● Required task: Write the material out again exactly.

[Figure record listings]
---

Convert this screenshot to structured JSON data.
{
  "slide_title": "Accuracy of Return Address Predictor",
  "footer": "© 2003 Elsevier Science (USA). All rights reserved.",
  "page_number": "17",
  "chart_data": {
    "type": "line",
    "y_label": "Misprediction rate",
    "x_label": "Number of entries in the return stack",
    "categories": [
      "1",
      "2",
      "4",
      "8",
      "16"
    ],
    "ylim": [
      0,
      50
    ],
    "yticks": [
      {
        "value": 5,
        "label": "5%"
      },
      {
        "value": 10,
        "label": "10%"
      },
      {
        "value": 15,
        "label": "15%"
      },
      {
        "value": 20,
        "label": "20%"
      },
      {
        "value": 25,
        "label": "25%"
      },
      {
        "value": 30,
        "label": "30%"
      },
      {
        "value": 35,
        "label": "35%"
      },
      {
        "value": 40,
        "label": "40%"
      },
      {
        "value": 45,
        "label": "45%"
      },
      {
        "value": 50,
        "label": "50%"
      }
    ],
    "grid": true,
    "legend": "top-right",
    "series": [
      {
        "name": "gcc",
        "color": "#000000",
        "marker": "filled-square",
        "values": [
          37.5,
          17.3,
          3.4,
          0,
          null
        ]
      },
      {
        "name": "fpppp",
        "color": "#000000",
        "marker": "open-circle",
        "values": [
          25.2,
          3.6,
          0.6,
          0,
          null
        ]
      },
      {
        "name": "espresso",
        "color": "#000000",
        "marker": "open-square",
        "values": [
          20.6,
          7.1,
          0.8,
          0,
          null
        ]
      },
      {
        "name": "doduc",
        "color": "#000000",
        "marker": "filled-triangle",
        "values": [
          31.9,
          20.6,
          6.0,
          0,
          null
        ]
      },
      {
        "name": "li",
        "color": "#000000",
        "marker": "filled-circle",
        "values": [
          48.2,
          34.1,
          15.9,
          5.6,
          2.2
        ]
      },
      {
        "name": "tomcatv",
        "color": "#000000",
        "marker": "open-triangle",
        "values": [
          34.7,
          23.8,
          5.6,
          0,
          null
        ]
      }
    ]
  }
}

---

● Written solution:
Convert this screenshot to structured JSON data.
{
  "slide_title": "Accuracy of Return Address Predictor",
  "footer": "© 2003 Elsevier Science (USA). All rights reserved.",
  "page_number": "17",
  "chart_data": {
    "type": "line",
    "y_label": "Misprediction rate",
    "x_label": "Number of entries in the return stack",
    "categories": [
      "1",
      "2",
      "4",
      "8",
      "16"
    ],
    "ylim": [
      0,
      50
    ],
    "yticks": [
      {
        "value": 5,
        "label": "5%"
      },
      {
        "value": 10,
        "label": "10%"
      },
      {
        "value": 15,
        "label": "15%"
      },
      {
        "value": 20,
        "label": "20%"
      },
      {
        "value": 25,
        "label": "25%"
      },
      {
        "value": 30,
        "label": "30%"
      },
      {
        "value": 35,
        "label": "35%"
      },
      {
        "value": 40,
        "label": "40%"
      },
      {
        "value": 45,
        "label": "45%"
      },
      {
        "value": 50,
        "label": "50%"
      }
    ],
    "grid": true,
    "legend": "top-right",
    "series": [
      {
        "name": "gcc",
        "color": "#000000",
        "marker": "filled-square",
        "values": [
          37.5,
          17.3,
          3.4,
          0,
          null
        ]
      },
      {
        "name": "fpppp",
        "color": "#000000",
        "marker": "open-circle",
        "values": [
          25.2,
          3.6,
          0.6,
          0,
          null
        ]
      },
      {
        "name": "espresso",
        "color": "#000000",
        "marker": "open-square",
        "values": [
          20.6,
          7.1,
          0.8,
          0,
          null
        ]
      },
      {
        "name": "doduc",
        "color": "#000000",
        "marker": "filled-triangle",
        "values": [
          31.9,
          20.6,
          6.0,
          0,
          null
        ]
      },
      {
        "name": "li",
        "color": "#000000",
        "marker": "filled-circle",
        "values": [
          48.2,
          34.1,
          15.9,
          5.6,
          2.2
        ]
      },
      {
        "name": "tomcatv",
        "color": "#000000",
        "marker": "open-triangle",
        "values": [
          34.7,
          23.8,
          5.6,
          0,
          null
        ]
      }
    ]
  }
}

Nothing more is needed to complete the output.